Problem 1: Extract every line of the dataset entries verbatim, omitting the pictures from your answer.

Source excerpt:
# # #

So I'm pretty sure if you're the type of person I am, and you handle and process and live life the way I do. It's kind of impossible to NOT have alot of introspective thoughts and reflections as you come up upon your birthdays. But especially when you approach a new decade; it's almost a rite of passage into the next decade to pause and reflect on all that has taken place in the chunk of time you are now leaving behind.
Well, I've lived three decades now, moving on to the fourth
(Hoooly cow, that just felt a little too much like I was saying I was 40..yikes!). And I just felt like I couldn't begin to digest that notion without taking a second to blog about the journey each decade has taken me on so far and who I am because of it. Starting all the way at the beginning...
"0"

# # #

Problem 2: Using the birthday reflection, explain why the writer decides to blog about each decade of life.

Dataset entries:
# # #

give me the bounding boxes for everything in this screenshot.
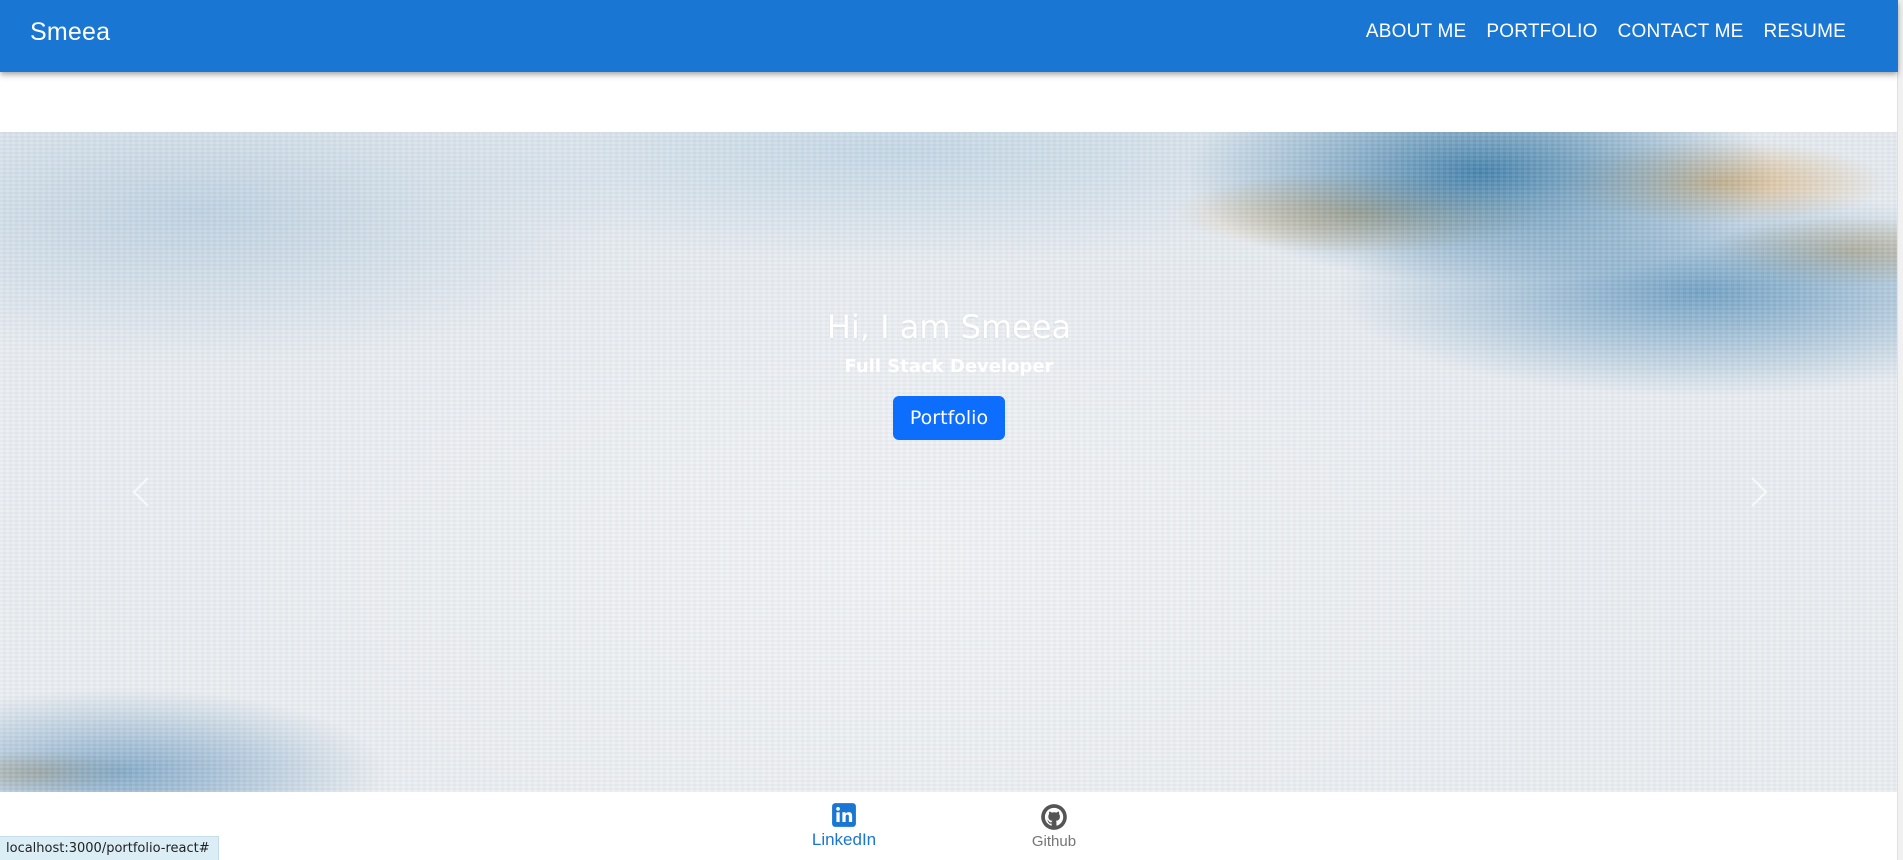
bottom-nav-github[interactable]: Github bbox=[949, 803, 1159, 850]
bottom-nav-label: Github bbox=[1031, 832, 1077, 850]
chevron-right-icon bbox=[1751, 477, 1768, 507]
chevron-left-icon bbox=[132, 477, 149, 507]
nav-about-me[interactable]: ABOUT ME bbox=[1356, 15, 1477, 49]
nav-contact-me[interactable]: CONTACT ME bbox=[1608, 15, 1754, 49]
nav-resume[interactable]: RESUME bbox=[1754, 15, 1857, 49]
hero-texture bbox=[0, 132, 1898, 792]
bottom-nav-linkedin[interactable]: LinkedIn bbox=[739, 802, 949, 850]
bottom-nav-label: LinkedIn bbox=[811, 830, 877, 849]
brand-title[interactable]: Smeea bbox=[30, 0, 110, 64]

# # #

Full output 1:
give me the bounding boxes for everything in this screenshot.
bottom-nav-github[interactable]: Github bbox=[949, 803, 1159, 850]
bottom-nav-label: Github bbox=[1031, 832, 1077, 850]
chevron-right-icon bbox=[1751, 477, 1768, 507]
chevron-left-icon bbox=[132, 477, 149, 507]
nav-about-me[interactable]: ABOUT ME bbox=[1356, 15, 1477, 49]
nav-contact-me[interactable]: CONTACT ME bbox=[1608, 15, 1754, 49]
nav-resume[interactable]: RESUME bbox=[1754, 15, 1857, 49]
hero-texture bbox=[0, 132, 1898, 792]
bottom-nav-linkedin[interactable]: LinkedIn bbox=[739, 802, 949, 850]
bottom-nav-label: LinkedIn bbox=[811, 830, 877, 849]
brand-title[interactable]: Smeea bbox=[30, 0, 110, 64]

Full output 2: The writer has lived three decades and is moving into a fourth. The writer feels unable to digest that idea without pausing to blog about the journey each decade has provided and about who the writer has become because of it.